[start Records provided]

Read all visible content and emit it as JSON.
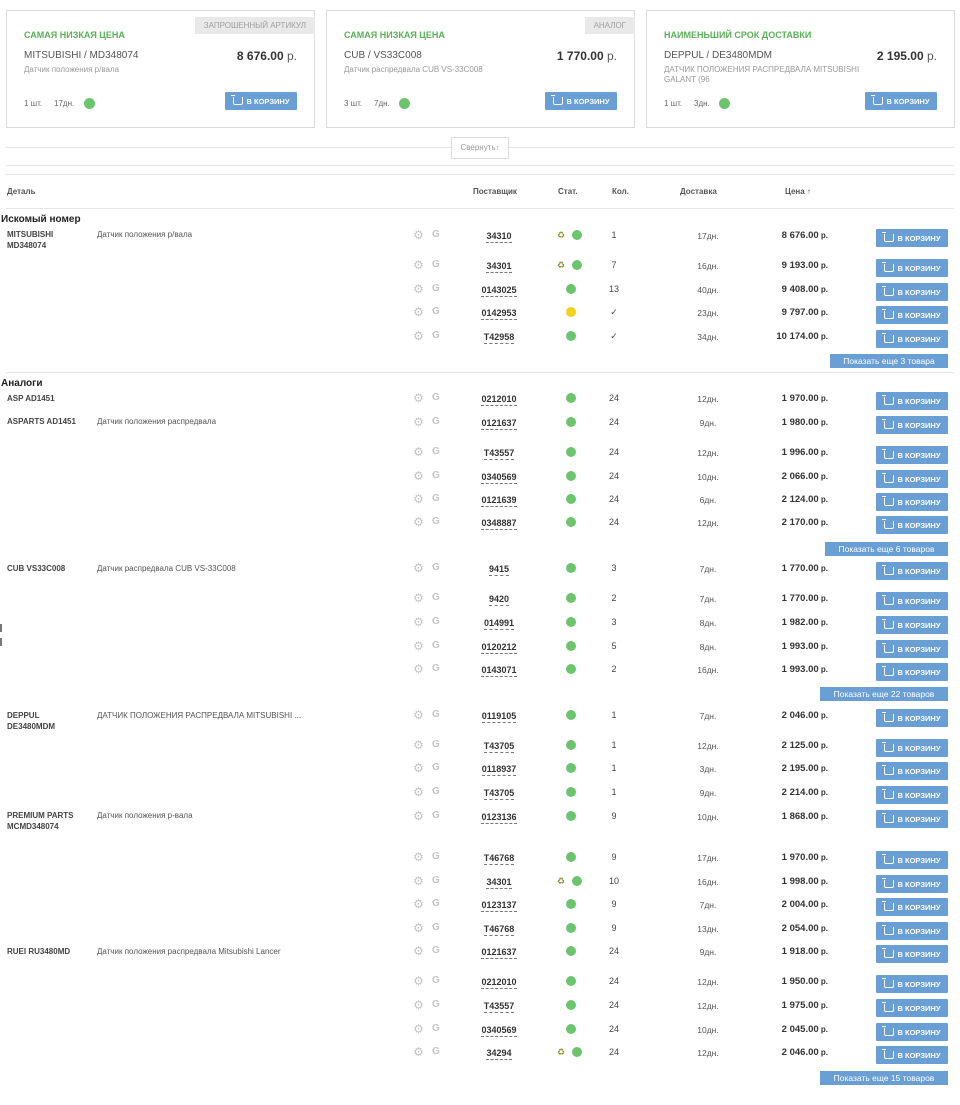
{
  "offers": [
    {
      "title": "Самая низкая цена",
      "badge": "Запрошенный артикул",
      "name": "MITSUBISHI / MD348074",
      "desc": "Датчик положения р/вала",
      "price": "8 676.00",
      "currency": "р.",
      "qty": "1 шт.",
      "days": "17дн.",
      "button": "В корзину"
    },
    {
      "title": "Самая низкая цена",
      "badge": "Аналог",
      "name": "CUB / VS33C008",
      "desc": "Датчик распредвала CUB VS-33C008",
      "price": "1 770.00",
      "currency": "р.",
      "qty": "3 шт.",
      "days": "7дн.",
      "button": "В корзину"
    },
    {
      "title": "Наименьший срок доставки",
      "badge": "",
      "name": "DEPPUL / DE3480MDM",
      "desc": "ДАТЧИК ПОЛОЖЕНИЯ РАСПРЕДВАЛА MITSUBISHI GALANT (96",
      "price": "2 195.00",
      "currency": "р.",
      "qty": "1 шт.",
      "days": "3дн.",
      "button": "В корзину"
    }
  ],
  "collapse_label": "Свернуть↑",
  "columns": {
    "detail": "Деталь",
    "supplier": "Поставщик",
    "status": "Стат.",
    "qty": "Кол.",
    "delivery": "Доставка",
    "price": "Цена ↑"
  },
  "sections": {
    "requested": "Искомый номер",
    "analogs": "Аналоги"
  },
  "currency": "р.",
  "buy_label": "В корзину",
  "groups": [
    {
      "brand": "MITSUBISHI MD348074",
      "desc": "Датчик положения р/вала",
      "more": "Показать еще 3 товара",
      "rows": [
        {
          "sup": "34310",
          "recycle": true,
          "status": "green",
          "qty": "1",
          "days": "17дн.",
          "price": "8 676.00"
        },
        {
          "sup": "34301",
          "recycle": true,
          "status": "green",
          "qty": "7",
          "days": "16дн.",
          "price": "9 193.00"
        },
        {
          "sup": "0143025",
          "recycle": false,
          "status": "green",
          "qty": "13",
          "days": "40дн.",
          "price": "9 408.00"
        },
        {
          "sup": "0142953",
          "recycle": false,
          "status": "yellow",
          "qty": "✓",
          "days": "23дн.",
          "price": "9 797.00"
        },
        {
          "sup": "T42958",
          "recycle": false,
          "status": "green",
          "qty": "✓",
          "days": "34дн.",
          "price": "10 174.00"
        }
      ]
    },
    {
      "brand": "ASP AD1451",
      "desc": "",
      "more": "",
      "rows": [
        {
          "sup": "0212010",
          "recycle": false,
          "status": "green",
          "qty": "24",
          "days": "12дн.",
          "price": "1 970.00"
        }
      ]
    },
    {
      "brand": "ASPARTS AD1451",
      "desc": "Датчик положения распредвала",
      "more": "Показать еще 6 товаров",
      "rows": [
        {
          "sup": "0121637",
          "recycle": false,
          "status": "green",
          "qty": "24",
          "days": "9дн.",
          "price": "1 980.00"
        },
        {
          "sup": "T43557",
          "recycle": false,
          "status": "green",
          "qty": "24",
          "days": "12дн.",
          "price": "1 996.00"
        },
        {
          "sup": "0340569",
          "recycle": false,
          "status": "green",
          "qty": "24",
          "days": "10дн.",
          "price": "2 066.00"
        },
        {
          "sup": "0121639",
          "recycle": false,
          "status": "green",
          "qty": "24",
          "days": "6дн.",
          "price": "2 124.00"
        },
        {
          "sup": "0348887",
          "recycle": false,
          "status": "green",
          "qty": "24",
          "days": "12дн.",
          "price": "2 170.00"
        }
      ]
    },
    {
      "brand": "CUB VS33C008",
      "desc": "Датчик распредвала CUB VS-33C008",
      "more": "Показать еще 22 товаров",
      "rows": [
        {
          "sup": "9415",
          "recycle": false,
          "status": "green",
          "qty": "3",
          "days": "7дн.",
          "price": "1 770.00"
        },
        {
          "sup": "9420",
          "recycle": false,
          "status": "green",
          "qty": "2",
          "days": "7дн.",
          "price": "1 770.00"
        },
        {
          "sup": "014991",
          "recycle": false,
          "status": "green",
          "qty": "3",
          "days": "8дн.",
          "price": "1 982.00"
        },
        {
          "sup": "0120212",
          "recycle": false,
          "status": "green",
          "qty": "5",
          "days": "8дн.",
          "price": "1 993.00"
        },
        {
          "sup": "0143071",
          "recycle": false,
          "status": "green",
          "qty": "2",
          "days": "16дн.",
          "price": "1 993.00"
        }
      ]
    },
    {
      "brand": "DEPPUL DE3480MDM",
      "desc": "ДАТЧИК ПОЛОЖЕНИЯ РАСПРЕДВАЛА MITSUBISHI ...",
      "more": "",
      "rows": [
        {
          "sup": "0119105",
          "recycle": false,
          "status": "green",
          "qty": "1",
          "days": "7дн.",
          "price": "2 046.00"
        },
        {
          "sup": "T43705",
          "recycle": false,
          "status": "green",
          "qty": "1",
          "days": "12дн.",
          "price": "2 125.00"
        },
        {
          "sup": "0118937",
          "recycle": false,
          "status": "green",
          "qty": "1",
          "days": "3дн.",
          "price": "2 195.00"
        },
        {
          "sup": "T43705",
          "recycle": false,
          "status": "green",
          "qty": "1",
          "days": "9дн.",
          "price": "2 214.00"
        }
      ]
    },
    {
      "brand": "PREMIUM PARTS MCMD348074",
      "desc": "Датчик положения р-вала",
      "more": "",
      "rows": [
        {
          "sup": "0123136",
          "recycle": false,
          "status": "green",
          "qty": "9",
          "days": "10дн.",
          "price": "1 868.00"
        },
        {
          "sup": "T46768",
          "recycle": false,
          "status": "green",
          "qty": "9",
          "days": "17дн.",
          "price": "1 970.00"
        },
        {
          "sup": "34301",
          "recycle": true,
          "status": "green",
          "qty": "10",
          "days": "16дн.",
          "price": "1 998.00"
        },
        {
          "sup": "0123137",
          "recycle": false,
          "status": "green",
          "qty": "9",
          "days": "7дн.",
          "price": "2 004.00"
        },
        {
          "sup": "T46768",
          "recycle": false,
          "status": "green",
          "qty": "9",
          "days": "13дн.",
          "price": "2 054.00"
        }
      ]
    },
    {
      "brand": "RUEI RU3480MD",
      "desc": "Датчик положения распредвала Mitsubishi Lancer",
      "more": "Показать еще 15 товаров",
      "rows": [
        {
          "sup": "0121637",
          "recycle": false,
          "status": "green",
          "qty": "24",
          "days": "9дн.",
          "price": "1 918.00"
        },
        {
          "sup": "0212010",
          "recycle": false,
          "status": "green",
          "qty": "24",
          "days": "12дн.",
          "price": "1 950.00"
        },
        {
          "sup": "T43557",
          "recycle": false,
          "status": "green",
          "qty": "24",
          "days": "12дн.",
          "price": "1 975.00"
        },
        {
          "sup": "0340569",
          "recycle": false,
          "status": "green",
          "qty": "24",
          "days": "10дн.",
          "price": "2 045.00"
        },
        {
          "sup": "34294",
          "recycle": true,
          "status": "green",
          "qty": "24",
          "days": "12дн.",
          "price": "2 046.00"
        }
      ]
    }
  ]
}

[end Records provided]

Task prompt
Restate the data above word for word. Do not include the images.

Written reply
Read all visible content and emit it as JSON.
{
  "offers": [
    {
      "title": "Самая низкая цена",
      "badge": "Запрошенный артикул",
      "name": "MITSUBISHI / MD348074",
      "desc": "Датчик положения р/вала",
      "price": "8 676.00",
      "currency": "р.",
      "qty": "1 шт.",
      "days": "17дн.",
      "button": "В корзину"
    },
    {
      "title": "Самая низкая цена",
      "badge": "Аналог",
      "name": "CUB / VS33C008",
      "desc": "Датчик распредвала CUB VS-33C008",
      "price": "1 770.00",
      "currency": "р.",
      "qty": "3 шт.",
      "days": "7дн.",
      "button": "В корзину"
    },
    {
      "title": "Наименьший срок доставки",
      "badge": "",
      "name": "DEPPUL / DE3480MDM",
      "desc": "ДАТЧИК ПОЛОЖЕНИЯ РАСПРЕДВАЛА MITSUBISHI GALANT (96",
      "price": "2 195.00",
      "currency": "р.",
      "qty": "1 шт.",
      "days": "3дн.",
      "button": "В корзину"
    }
  ],
  "collapse_label": "Свернуть↑",
  "columns": {
    "detail": "Деталь",
    "supplier": "Поставщик",
    "status": "Стат.",
    "qty": "Кол.",
    "delivery": "Доставка",
    "price": "Цена ↑"
  },
  "sections": {
    "requested": "Искомый номер",
    "analogs": "Аналоги"
  },
  "currency": "р.",
  "buy_label": "В корзину",
  "groups": [
    {
      "brand": "MITSUBISHI MD348074",
      "desc": "Датчик положения р/вала",
      "more": "Показать еще 3 товара",
      "rows": [
        {
          "sup": "34310",
          "recycle": true,
          "status": "green",
          "qty": "1",
          "days": "17дн.",
          "price": "8 676.00"
        },
        {
          "sup": "34301",
          "recycle": true,
          "status": "green",
          "qty": "7",
          "days": "16дн.",
          "price": "9 193.00"
        },
        {
          "sup": "0143025",
          "recycle": false,
          "status": "green",
          "qty": "13",
          "days": "40дн.",
          "price": "9 408.00"
        },
        {
          "sup": "0142953",
          "recycle": false,
          "status": "yellow",
          "qty": "✓",
          "days": "23дн.",
          "price": "9 797.00"
        },
        {
          "sup": "T42958",
          "recycle": false,
          "status": "green",
          "qty": "✓",
          "days": "34дн.",
          "price": "10 174.00"
        }
      ]
    },
    {
      "brand": "ASP AD1451",
      "desc": "",
      "more": "",
      "rows": [
        {
          "sup": "0212010",
          "recycle": false,
          "status": "green",
          "qty": "24",
          "days": "12дн.",
          "price": "1 970.00"
        }
      ]
    },
    {
      "brand": "ASPARTS AD1451",
      "desc": "Датчик положения распредвала",
      "more": "Показать еще 6 товаров",
      "rows": [
        {
          "sup": "0121637",
          "recycle": false,
          "status": "green",
          "qty": "24",
          "days": "9дн.",
          "price": "1 980.00"
        },
        {
          "sup": "T43557",
          "recycle": false,
          "status": "green",
          "qty": "24",
          "days": "12дн.",
          "price": "1 996.00"
        },
        {
          "sup": "0340569",
          "recycle": false,
          "status": "green",
          "qty": "24",
          "days": "10дн.",
          "price": "2 066.00"
        },
        {
          "sup": "0121639",
          "recycle": false,
          "status": "green",
          "qty": "24",
          "days": "6дн.",
          "price": "2 124.00"
        },
        {
          "sup": "0348887",
          "recycle": false,
          "status": "green",
          "qty": "24",
          "days": "12дн.",
          "price": "2 170.00"
        }
      ]
    },
    {
      "brand": "CUB VS33C008",
      "desc": "Датчик распредвала CUB VS-33C008",
      "more": "Показать еще 22 товаров",
      "rows": [
        {
          "sup": "9415",
          "recycle": false,
          "status": "green",
          "qty": "3",
          "days": "7дн.",
          "price": "1 770.00"
        },
        {
          "sup": "9420",
          "recycle": false,
          "status": "green",
          "qty": "2",
          "days": "7дн.",
          "price": "1 770.00"
        },
        {
          "sup": "014991",
          "recycle": false,
          "status": "green",
          "qty": "3",
          "days": "8дн.",
          "price": "1 982.00"
        },
        {
          "sup": "0120212",
          "recycle": false,
          "status": "green",
          "qty": "5",
          "days": "8дн.",
          "price": "1 993.00"
        },
        {
          "sup": "0143071",
          "recycle": false,
          "status": "green",
          "qty": "2",
          "days": "16дн.",
          "price": "1 993.00"
        }
      ]
    },
    {
      "brand": "DEPPUL DE3480MDM",
      "desc": "ДАТЧИК ПОЛОЖЕНИЯ РАСПРЕДВАЛА MITSUBISHI ...",
      "more": "",
      "rows": [
        {
          "sup": "0119105",
          "recycle": false,
          "status": "green",
          "qty": "1",
          "days": "7дн.",
          "price": "2 046.00"
        },
        {
          "sup": "T43705",
          "recycle": false,
          "status": "green",
          "qty": "1",
          "days": "12дн.",
          "price": "2 125.00"
        },
        {
          "sup": "0118937",
          "recycle": false,
          "status": "green",
          "qty": "1",
          "days": "3дн.",
          "price": "2 195.00"
        },
        {
          "sup": "T43705",
          "recycle": false,
          "status": "green",
          "qty": "1",
          "days": "9дн.",
          "price": "2 214.00"
        }
      ]
    },
    {
      "brand": "PREMIUM PARTS MCMD348074",
      "desc": "Датчик положения р-вала",
      "more": "",
      "rows": [
        {
          "sup": "0123136",
          "recycle": false,
          "status": "green",
          "qty": "9",
          "days": "10дн.",
          "price": "1 868.00"
        },
        {
          "sup": "T46768",
          "recycle": false,
          "status": "green",
          "qty": "9",
          "days": "17дн.",
          "price": "1 970.00"
        },
        {
          "sup": "34301",
          "recycle": true,
          "status": "green",
          "qty": "10",
          "days": "16дн.",
          "price": "1 998.00"
        },
        {
          "sup": "0123137",
          "recycle": false,
          "status": "green",
          "qty": "9",
          "days": "7дн.",
          "price": "2 004.00"
        },
        {
          "sup": "T46768",
          "recycle": false,
          "status": "green",
          "qty": "9",
          "days": "13дн.",
          "price": "2 054.00"
        }
      ]
    },
    {
      "brand": "RUEI RU3480MD",
      "desc": "Датчик положения распредвала Mitsubishi Lancer",
      "more": "Показать еще 15 товаров",
      "rows": [
        {
          "sup": "0121637",
          "recycle": false,
          "status": "green",
          "qty": "24",
          "days": "9дн.",
          "price": "1 918.00"
        },
        {
          "sup": "0212010",
          "recycle": false,
          "status": "green",
          "qty": "24",
          "days": "12дн.",
          "price": "1 950.00"
        },
        {
          "sup": "T43557",
          "recycle": false,
          "status": "green",
          "qty": "24",
          "days": "12дн.",
          "price": "1 975.00"
        },
        {
          "sup": "0340569",
          "recycle": false,
          "status": "green",
          "qty": "24",
          "days": "10дн.",
          "price": "2 045.00"
        },
        {
          "sup": "34294",
          "recycle": true,
          "status": "green",
          "qty": "24",
          "days": "12дн.",
          "price": "2 046.00"
        }
      ]
    }
  ]
}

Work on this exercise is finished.